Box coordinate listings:
────
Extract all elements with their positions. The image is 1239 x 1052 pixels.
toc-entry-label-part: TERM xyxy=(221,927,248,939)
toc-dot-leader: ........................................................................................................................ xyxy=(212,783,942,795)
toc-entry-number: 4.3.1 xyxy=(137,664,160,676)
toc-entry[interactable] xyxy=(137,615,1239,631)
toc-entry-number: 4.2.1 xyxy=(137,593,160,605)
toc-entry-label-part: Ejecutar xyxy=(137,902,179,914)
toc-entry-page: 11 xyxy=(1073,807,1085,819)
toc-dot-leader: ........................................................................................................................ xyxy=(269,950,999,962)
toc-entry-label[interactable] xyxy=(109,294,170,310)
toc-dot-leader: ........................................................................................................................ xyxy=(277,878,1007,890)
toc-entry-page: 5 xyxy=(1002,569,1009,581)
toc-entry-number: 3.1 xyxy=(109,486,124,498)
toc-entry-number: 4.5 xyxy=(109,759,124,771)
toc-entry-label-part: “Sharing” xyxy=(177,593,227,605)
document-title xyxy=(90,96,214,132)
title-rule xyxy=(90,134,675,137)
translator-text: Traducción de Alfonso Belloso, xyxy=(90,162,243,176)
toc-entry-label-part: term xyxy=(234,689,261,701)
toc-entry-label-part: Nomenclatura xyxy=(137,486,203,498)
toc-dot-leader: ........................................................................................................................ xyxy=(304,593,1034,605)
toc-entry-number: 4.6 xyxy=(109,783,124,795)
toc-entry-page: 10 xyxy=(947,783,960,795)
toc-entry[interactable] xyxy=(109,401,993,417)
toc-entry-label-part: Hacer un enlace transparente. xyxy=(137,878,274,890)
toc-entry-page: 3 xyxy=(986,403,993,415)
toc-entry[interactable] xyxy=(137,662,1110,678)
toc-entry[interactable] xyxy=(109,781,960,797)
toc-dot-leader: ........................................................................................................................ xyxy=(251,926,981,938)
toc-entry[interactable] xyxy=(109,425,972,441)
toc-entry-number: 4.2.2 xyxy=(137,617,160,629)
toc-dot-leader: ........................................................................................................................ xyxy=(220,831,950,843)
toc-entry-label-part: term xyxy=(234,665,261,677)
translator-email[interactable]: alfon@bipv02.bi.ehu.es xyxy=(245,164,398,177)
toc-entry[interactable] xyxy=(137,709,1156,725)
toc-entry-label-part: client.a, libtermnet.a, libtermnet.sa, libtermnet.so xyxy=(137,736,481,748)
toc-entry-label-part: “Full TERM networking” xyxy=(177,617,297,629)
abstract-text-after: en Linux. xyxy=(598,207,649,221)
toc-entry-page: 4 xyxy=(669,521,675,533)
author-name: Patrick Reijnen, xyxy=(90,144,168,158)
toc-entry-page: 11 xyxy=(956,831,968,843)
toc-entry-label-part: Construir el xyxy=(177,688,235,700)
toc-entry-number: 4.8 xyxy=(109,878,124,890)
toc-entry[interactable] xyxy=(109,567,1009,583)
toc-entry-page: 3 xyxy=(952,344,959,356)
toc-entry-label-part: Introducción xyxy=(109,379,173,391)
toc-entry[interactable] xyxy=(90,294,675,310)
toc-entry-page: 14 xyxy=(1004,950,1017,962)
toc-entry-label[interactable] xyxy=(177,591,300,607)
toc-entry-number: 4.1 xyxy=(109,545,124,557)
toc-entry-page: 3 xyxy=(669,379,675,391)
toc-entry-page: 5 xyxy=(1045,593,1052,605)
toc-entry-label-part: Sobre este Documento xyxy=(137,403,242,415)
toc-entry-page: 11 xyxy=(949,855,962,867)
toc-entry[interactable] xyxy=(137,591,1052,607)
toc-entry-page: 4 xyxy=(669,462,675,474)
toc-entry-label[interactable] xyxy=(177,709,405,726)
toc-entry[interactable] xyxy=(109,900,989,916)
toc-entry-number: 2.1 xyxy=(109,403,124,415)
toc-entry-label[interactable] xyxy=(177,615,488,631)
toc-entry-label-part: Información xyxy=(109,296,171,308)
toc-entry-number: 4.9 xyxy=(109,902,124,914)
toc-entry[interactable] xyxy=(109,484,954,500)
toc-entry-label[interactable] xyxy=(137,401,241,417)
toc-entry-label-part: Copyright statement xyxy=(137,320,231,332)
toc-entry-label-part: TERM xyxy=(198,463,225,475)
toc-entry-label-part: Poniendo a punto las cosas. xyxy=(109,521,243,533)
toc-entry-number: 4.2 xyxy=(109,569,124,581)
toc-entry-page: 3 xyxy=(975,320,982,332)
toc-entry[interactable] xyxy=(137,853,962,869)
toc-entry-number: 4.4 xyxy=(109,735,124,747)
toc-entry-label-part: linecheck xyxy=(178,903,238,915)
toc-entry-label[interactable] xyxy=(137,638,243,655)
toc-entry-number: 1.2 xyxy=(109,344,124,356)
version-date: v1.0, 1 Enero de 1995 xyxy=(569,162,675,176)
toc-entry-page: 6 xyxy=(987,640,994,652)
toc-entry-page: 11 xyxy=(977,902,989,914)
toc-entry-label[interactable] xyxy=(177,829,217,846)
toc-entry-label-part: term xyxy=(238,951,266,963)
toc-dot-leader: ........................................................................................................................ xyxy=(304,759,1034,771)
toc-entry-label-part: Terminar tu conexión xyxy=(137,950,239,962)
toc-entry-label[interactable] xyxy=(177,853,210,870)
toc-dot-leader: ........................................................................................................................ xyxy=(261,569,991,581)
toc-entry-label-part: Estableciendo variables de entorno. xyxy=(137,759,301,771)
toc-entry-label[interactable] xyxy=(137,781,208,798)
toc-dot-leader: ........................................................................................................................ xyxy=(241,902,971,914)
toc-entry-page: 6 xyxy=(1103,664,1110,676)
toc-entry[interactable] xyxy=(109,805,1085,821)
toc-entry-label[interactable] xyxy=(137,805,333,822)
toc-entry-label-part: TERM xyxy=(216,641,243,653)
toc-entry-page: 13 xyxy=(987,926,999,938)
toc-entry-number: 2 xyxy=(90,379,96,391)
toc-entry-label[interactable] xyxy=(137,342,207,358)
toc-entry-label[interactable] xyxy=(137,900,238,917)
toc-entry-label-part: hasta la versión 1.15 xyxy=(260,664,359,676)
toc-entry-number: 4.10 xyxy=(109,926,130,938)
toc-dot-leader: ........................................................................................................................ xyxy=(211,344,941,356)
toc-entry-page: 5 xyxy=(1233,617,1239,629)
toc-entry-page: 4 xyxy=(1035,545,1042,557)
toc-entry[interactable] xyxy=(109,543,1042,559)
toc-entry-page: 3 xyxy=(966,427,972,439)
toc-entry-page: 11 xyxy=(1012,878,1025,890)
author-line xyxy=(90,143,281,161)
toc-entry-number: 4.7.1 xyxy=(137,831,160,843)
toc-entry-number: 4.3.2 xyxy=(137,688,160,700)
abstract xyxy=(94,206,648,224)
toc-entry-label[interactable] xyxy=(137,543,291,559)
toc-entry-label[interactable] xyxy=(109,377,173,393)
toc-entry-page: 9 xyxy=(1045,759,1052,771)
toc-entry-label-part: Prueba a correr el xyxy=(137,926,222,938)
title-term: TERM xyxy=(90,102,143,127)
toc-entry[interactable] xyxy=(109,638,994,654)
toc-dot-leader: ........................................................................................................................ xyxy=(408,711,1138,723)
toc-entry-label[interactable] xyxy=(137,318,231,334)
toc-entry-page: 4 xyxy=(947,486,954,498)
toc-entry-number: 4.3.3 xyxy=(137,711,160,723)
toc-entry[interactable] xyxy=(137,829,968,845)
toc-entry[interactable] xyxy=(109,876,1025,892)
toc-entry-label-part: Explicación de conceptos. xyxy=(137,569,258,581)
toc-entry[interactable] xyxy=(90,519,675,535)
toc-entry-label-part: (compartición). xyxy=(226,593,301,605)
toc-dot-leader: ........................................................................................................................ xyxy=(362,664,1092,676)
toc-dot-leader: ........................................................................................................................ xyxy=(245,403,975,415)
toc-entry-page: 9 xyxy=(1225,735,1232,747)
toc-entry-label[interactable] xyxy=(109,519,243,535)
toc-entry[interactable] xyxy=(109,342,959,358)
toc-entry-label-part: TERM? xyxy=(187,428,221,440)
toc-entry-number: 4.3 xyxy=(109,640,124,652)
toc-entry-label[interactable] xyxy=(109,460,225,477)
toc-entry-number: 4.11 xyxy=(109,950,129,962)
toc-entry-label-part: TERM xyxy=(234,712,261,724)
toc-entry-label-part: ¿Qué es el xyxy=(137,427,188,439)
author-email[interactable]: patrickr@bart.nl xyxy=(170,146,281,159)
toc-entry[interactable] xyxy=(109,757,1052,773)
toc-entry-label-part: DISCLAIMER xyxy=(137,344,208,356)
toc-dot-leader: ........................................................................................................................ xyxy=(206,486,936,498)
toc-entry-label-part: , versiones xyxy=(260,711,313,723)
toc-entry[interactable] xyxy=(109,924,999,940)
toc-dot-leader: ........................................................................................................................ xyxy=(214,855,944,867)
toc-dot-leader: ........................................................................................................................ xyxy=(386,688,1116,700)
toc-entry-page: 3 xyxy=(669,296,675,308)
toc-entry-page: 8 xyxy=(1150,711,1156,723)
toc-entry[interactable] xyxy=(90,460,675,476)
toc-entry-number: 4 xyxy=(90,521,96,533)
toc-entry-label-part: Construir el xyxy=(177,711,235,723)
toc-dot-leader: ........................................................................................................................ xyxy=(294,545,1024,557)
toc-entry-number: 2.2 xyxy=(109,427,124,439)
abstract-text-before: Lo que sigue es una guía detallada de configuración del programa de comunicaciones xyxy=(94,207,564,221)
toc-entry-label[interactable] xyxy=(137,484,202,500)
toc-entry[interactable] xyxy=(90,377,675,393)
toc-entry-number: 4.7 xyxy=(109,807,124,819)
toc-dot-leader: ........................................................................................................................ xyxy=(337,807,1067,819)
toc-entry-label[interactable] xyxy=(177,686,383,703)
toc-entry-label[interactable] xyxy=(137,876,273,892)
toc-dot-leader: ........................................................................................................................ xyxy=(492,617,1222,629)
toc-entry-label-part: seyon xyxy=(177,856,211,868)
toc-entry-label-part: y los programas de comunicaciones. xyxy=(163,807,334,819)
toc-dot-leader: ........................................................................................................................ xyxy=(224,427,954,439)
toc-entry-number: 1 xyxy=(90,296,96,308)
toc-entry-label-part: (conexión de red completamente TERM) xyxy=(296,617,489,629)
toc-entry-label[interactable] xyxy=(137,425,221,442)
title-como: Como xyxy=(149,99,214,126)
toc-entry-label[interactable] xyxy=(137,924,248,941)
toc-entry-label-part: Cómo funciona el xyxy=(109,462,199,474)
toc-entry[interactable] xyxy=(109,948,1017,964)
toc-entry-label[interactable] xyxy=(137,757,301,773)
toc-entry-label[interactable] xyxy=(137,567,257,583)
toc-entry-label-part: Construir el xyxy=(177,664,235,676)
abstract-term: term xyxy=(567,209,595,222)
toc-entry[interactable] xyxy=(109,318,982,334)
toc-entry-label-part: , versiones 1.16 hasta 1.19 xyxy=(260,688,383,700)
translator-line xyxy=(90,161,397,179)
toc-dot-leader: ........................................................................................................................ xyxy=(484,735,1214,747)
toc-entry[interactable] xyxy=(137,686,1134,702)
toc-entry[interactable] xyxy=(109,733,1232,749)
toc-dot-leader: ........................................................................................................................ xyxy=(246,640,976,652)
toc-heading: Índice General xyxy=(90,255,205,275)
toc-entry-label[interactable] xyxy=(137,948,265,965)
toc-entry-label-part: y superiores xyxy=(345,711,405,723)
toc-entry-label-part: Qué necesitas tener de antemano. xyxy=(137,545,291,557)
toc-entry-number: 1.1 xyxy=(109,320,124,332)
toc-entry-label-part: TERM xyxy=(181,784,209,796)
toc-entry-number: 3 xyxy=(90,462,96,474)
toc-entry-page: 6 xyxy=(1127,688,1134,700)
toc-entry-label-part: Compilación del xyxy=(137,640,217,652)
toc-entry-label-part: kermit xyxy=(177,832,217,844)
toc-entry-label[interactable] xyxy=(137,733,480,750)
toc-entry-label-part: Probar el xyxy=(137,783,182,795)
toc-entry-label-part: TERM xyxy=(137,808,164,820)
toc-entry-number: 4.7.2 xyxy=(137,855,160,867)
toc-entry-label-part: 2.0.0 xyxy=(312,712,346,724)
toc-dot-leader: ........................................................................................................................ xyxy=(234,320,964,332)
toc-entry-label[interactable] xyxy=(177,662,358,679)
────
__The problem__. Lay out the material from its first line through the line containing "toc-entry-label-part: Nomenclatura xyxy=(137,486,203,498)" as a JSON list of strings, one string per line, with blank lines omitted.

__Answer to this task__.
[
  "Extract all elements with their positions. The image is 1239 x 1052 pixels.",
  "toc-entry-label-part: TERM xyxy=(221,927,248,939)",
  "toc-dot-leader: ........................................................................................................................ xyxy=(212,783,942,795)",
  "toc-entry-number: 4.3.1 xyxy=(137,664,160,676)",
  "toc-entry[interactable] xyxy=(137,615,1239,631)",
  "toc-entry-number: 4.2.1 xyxy=(137,593,160,605)",
  "toc-entry-label-part: Ejecutar xyxy=(137,902,179,914)",
  "toc-entry-page: 11 xyxy=(1073,807,1085,819)",
  "toc-dot-leader: ........................................................................................................................ xyxy=(269,950,999,962)",
  "toc-entry-label[interactable] xyxy=(109,294,170,310)",
  "toc-dot-leader: ........................................................................................................................ xyxy=(277,878,1007,890)",
  "toc-entry-page: 5 xyxy=(1002,569,1009,581)",
  "toc-entry-number: 3.1 xyxy=(109,486,124,498)",
  "toc-entry-number: 4.5 xyxy=(109,759,124,771)",
  "toc-entry-label-part: “Sharing” xyxy=(177,593,227,605)",
  "document-title xyxy=(90,96,214,132)",
  "title-rule xyxy=(90,134,675,137)",
  "translator-text: Traducción de Alfonso Belloso, xyxy=(90,162,243,176)",
  "toc-entry-label-part: term xyxy=(234,689,261,701)",
  "toc-entry-label-part: Nomenclatura xyxy=(137,486,203,498)"
]